# What to work on
Count how many lines below contain the word "Расчетно", then give that number alone.

[Entries taken from a collection]
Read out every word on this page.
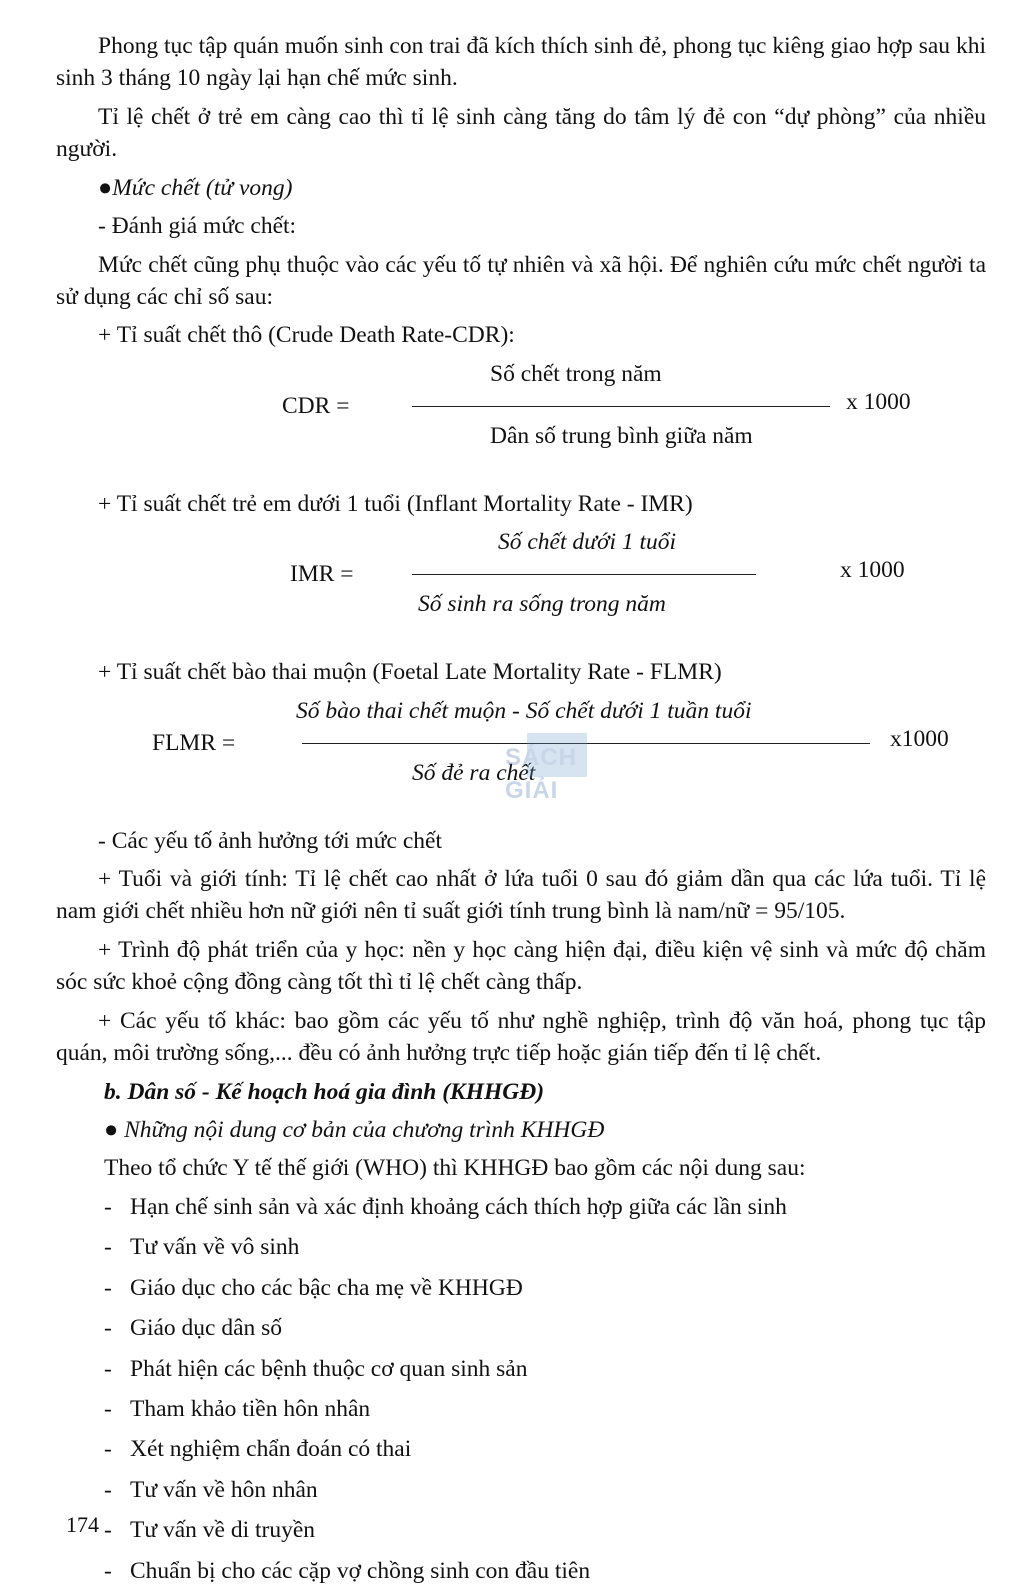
Phong tục tập quán muốn sinh con trai đã kích thích sinh đẻ, phong tục kiêng giao hợp sau khi sinh 3 tháng 10 ngày lại hạn chế mức sinh.

Tỉ lệ chết ở trẻ em càng cao thì tỉ lệ sinh càng tăng do tâm lý đẻ con “dự phòng” của nhiều người.

●Mức chết (tử vong)

- Đánh giá mức chết:

Mức chết cũng phụ thuộc vào các yếu tố tự nhiên và xã hội. Để nghiên cứu mức chết người ta sử dụng các chỉ số sau:

+ Tỉ suất chết thô (Crude Death Rate-CDR):

Số chết trong năm
CDR =	x 1000
Dân số trung bình giữa năm

+ Tỉ suất chết trẻ em dưới 1 tuổi (Inflant Mortality Rate - IMR)

Số chết dưới 1 tuổi
IMR =	x 1000
Số sinh ra sống trong năm

+ Tỉ suất chết bào thai muộn (Foetal Late Mortality Rate - FLMR)

Số bào thai chết muộn - Số chết dưới 1 tuần tuổi
FLMR =	x1000
Số đẻ ra chết

- Các yếu tố ảnh hưởng tới mức chết

+ Tuổi và giới tính: Tỉ lệ chết cao nhất ở lứa tuổi 0 sau đó giảm dần qua các lứa tuổi. Tỉ lệ nam giới chết nhiều hơn nữ giới nên tỉ suất giới tính trung bình là nam/nữ = 95/105.

+ Trình độ phát triển của y học: nền y học càng hiện đại, điều kiện vệ sinh và mức độ chăm sóc sức khoẻ cộng đồng càng tốt thì tỉ lệ chết càng thấp.

+ Các yếu tố khác: bao gồm các yếu tố như nghề nghiệp, trình độ văn hoá, phong tục tập quán, môi trường sống,... đều có ảnh hưởng trực tiếp hoặc gián tiếp đến tỉ lệ chết.

b. Dân số - Kế hoạch hoá gia đình (KHHGĐ)

● Những nội dung cơ bản của chương trình KHHGĐ

Theo tổ chức Y tế thế giới (WHO) thì KHHGĐ bao gồm các nội dung sau:

- Hạn chế sinh sản và xác định khoảng cách thích hợp giữa các lần sinh
- Tư vấn về vô sinh
- Giáo dục cho các bậc cha mẹ về KHHGĐ
- Giáo dục dân số
- Phát hiện các bệnh thuộc cơ quan sinh sản
- Tham khảo tiền hôn nhân
- Xét nghiệm chẩn đoán có thai
- Tư vấn về hôn nhân
- Tư vấn về di truyền
- Chuẩn bị cho các cặp vợ chồng sinh con đầu tiên
SÁCH GIẢI
174
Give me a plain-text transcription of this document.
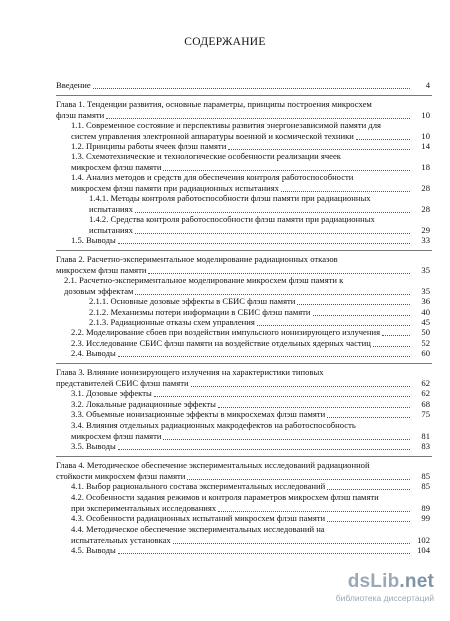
СОДЕРЖАНИЕ
Введение	4
Глава 1. Тенденции развития, основные параметры, принципы построения микросхем
флэш памяти	10
1.1. Современное состояние и перспективы развития энергонезависимой памяти для
систем управления электронной аппаратуры военной и космической техники	10
1.2. Принципы работы ячеек флэш памяти	14
1.3. Схемотехнические и технологические особенности реализации ячеек
микросхем флэш памяти	18
1.4. Анализ методов и средств для обеспечения контроля работоспособности
микросхем флэш памяти при радиационных испытаниях	28
1.4.1. Методы контроля работоспособности флэш памяти при радиационных
испытаниях	28
1.4.2. Средства контроля работоспособности флэш памяти при радиационных
испытаниях	29
1.5. Выводы	33
Глава 2. Расчетно-экспериментальное моделирование радиационных отказов
микросхем флэш памяти	35
2.1. Расчетно-экспериментальное моделирование микросхем флэш памяти к
дозовым эффектам	35
2.1.1. Основные дозовые эффекты в СБИС флэш памяти	36
2.1.2. Механизмы потери информации в СБИС флэш памяти	40
2.1.3. Радиационные отказы схем управления	45
2.2. Моделирование сбоев при воздействии импульсного ионизирующего излучения	50
2.3. Исследование СБИС флэш памяти на воздействие отдельных ядерных частиц	52
2.4. Выводы	60
Глава 3. Влияние ионизирующего излучения на характеристики типовых
представителей СБИС флэш памяти	62
3.1. Дозовые эффекты	62
3.2. Локальные радиационные эффекты	68
3.3. Объемные ионизационные эффекты в микросхемах флэш памяти	75
3.4. Влияния отдельных радиационных макродефектов на работоспособность
микросхем флэш памяти	81
3.5. Выводы	83
Глава 4. Методическое обеспечение экспериментальных исследований радиационной
стойкости микросхем флэш памяти	85
4.1. Выбор рационального состава экспериментальных исследований	85
4.2. Особенности задания режимов и контроля параметров микросхем флэш памяти
при экспериментальных исследованиях	89
4.3. Особенности радиационных испытаний микросхем флэш памяти	99
4.4. Методическое обеспечение экспериментальных исследований на
испытательных установках	102
4.5. Выводы	104
dsLib.net
библиотека диссертаций
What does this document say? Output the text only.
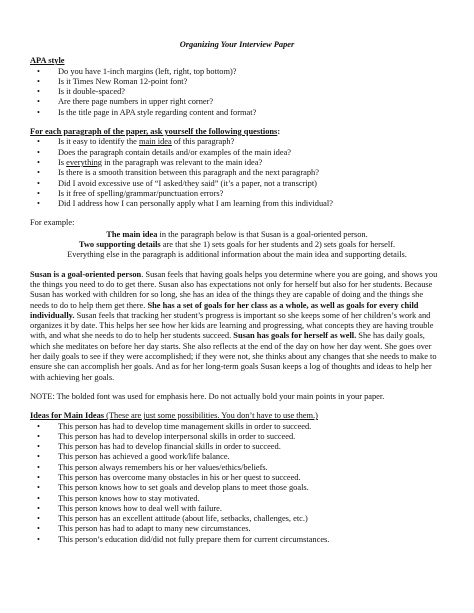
Organizing Your Interview Paper
APA style
• Do you have 1-inch margins (left, right, top bottom)?
• Is it Times New Roman 12-point font?
• Is it double-spaced?
• Are there page numbers in upper right corner?
• Is the title page in APA style regarding content and format?
For each paragraph of the paper, ask yourself the following questions:
• Is it easy to identify the main idea of this paragraph?
• Does the paragraph contain details and/or examples of the main idea?
• Is everything in the paragraph was relevant to the main idea?
• Is there is a smooth transition between this paragraph and the next paragraph?
• Did I avoid excessive use of “I asked/they said” (it’s a paper, not a transcript)
• Is it free of spelling/grammar/punctuation errors?
• Did I address how I can personally apply what I am learning from this individual?

For example:

The main idea in the paragraph below is that Susan is a goal-oriented person.

Two supporting details are that she 1) sets goals for her students and 2) sets goals for herself.

Everything else in the paragraph is additional information about the main idea and supporting details.

Susan is a goal-oriented person. Susan feels that having goals helps you determine where you are going, and shows you the things you need to do to get there. Susan also has expectations not only for herself but also for her students. Because Susan has worked with children for so long, she has an idea of the things they are capable of doing and the things she needs to do to help them get there. She has a set of goals for her class as a whole, as well as goals for every child individually. Susan feels that tracking her student’s progress is important so she keeps some of her children’s work and organizes it by date. This helps her see how her kids are learning and progressing, what concepts they are having trouble with, and what she needs to do to help her students succeed. Susan has goals for herself as well. She has daily goals, which she meditates on before her day starts. She also reflects at the end of the day on how her day went. She goes over her daily goals to see if they were accomplished; if they were not, she thinks about any changes that she needs to make to ensure she can accomplish her goals. And as for her long-term goals Susan keeps a log of thoughts and ideas to help her with achieving her goals.

NOTE: The bolded font was used for emphasis here. Do not actually bold your main points in your paper.

Ideas for Main Ideas (These are just some possibilities. You don’t have to use them.)
• This person has had to develop time management skills in order to succeed.
• This person has had to develop interpersonal skills in order to succeed.
• This person has had to develop financial skills in order to succeed.
• This person has achieved a good work/life balance.
• This person always remembers his or her values/ethics/beliefs.
• This person has overcome many obstacles in his or her quest to succeed.
• This person knows how to set goals and develop plans to meet those goals.
• This person knows how to stay motivated.
• This person knows how to deal well with failure.
• This person has an excellent attitude (about life, setbacks, challenges, etc.)
• This person has had to adapt to many new circumstances.
• This person’s education did/did not fully prepare them for current circumstances.
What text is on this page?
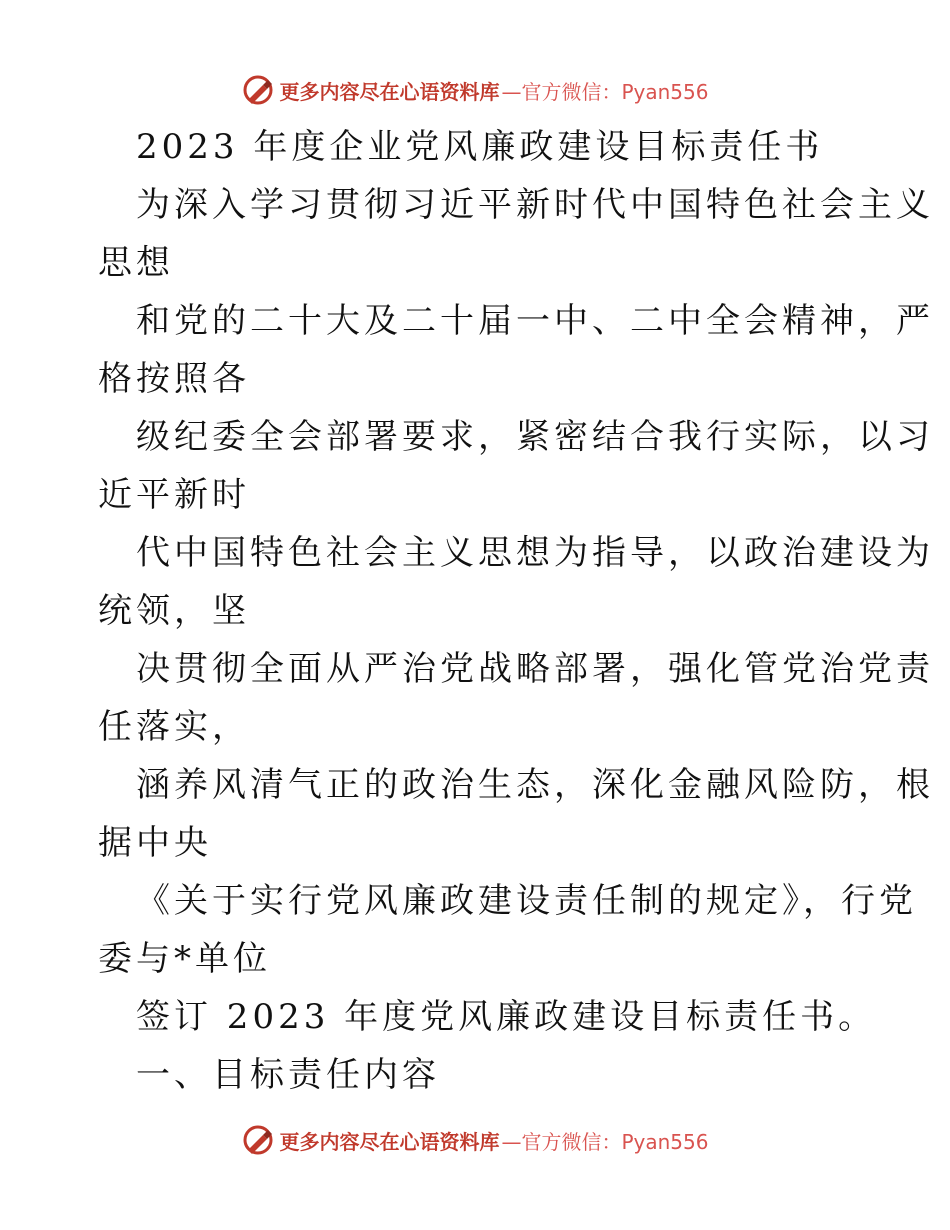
更多内容尽在心语资料库 —官方微信：Pyan556
2023 年度企业党风廉政建设目标责任书
为深入学习贯彻习近平新时代中国特色社会主义
思想
和党的二十大及二十届一中、二中全会精神，严
格按照各
级纪委全会部署要求，紧密结合我行实际，以习
近平新时
代中国特色社会主义思想为指导，以政治建设为
统领，坚
决贯彻全面从严治党战略部署，强化管党治党责
任落实，
涵养风清气正的政治生态，深化金融风险防，根
据中央
《关于实行党风廉政建设责任制的规定》，行党
委与*单位
签订 2023 年度党风廉政建设目标责任书。
一、目标责任内容
更多内容尽在心语资料库 —官方微信：Pyan556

# Expected answer
2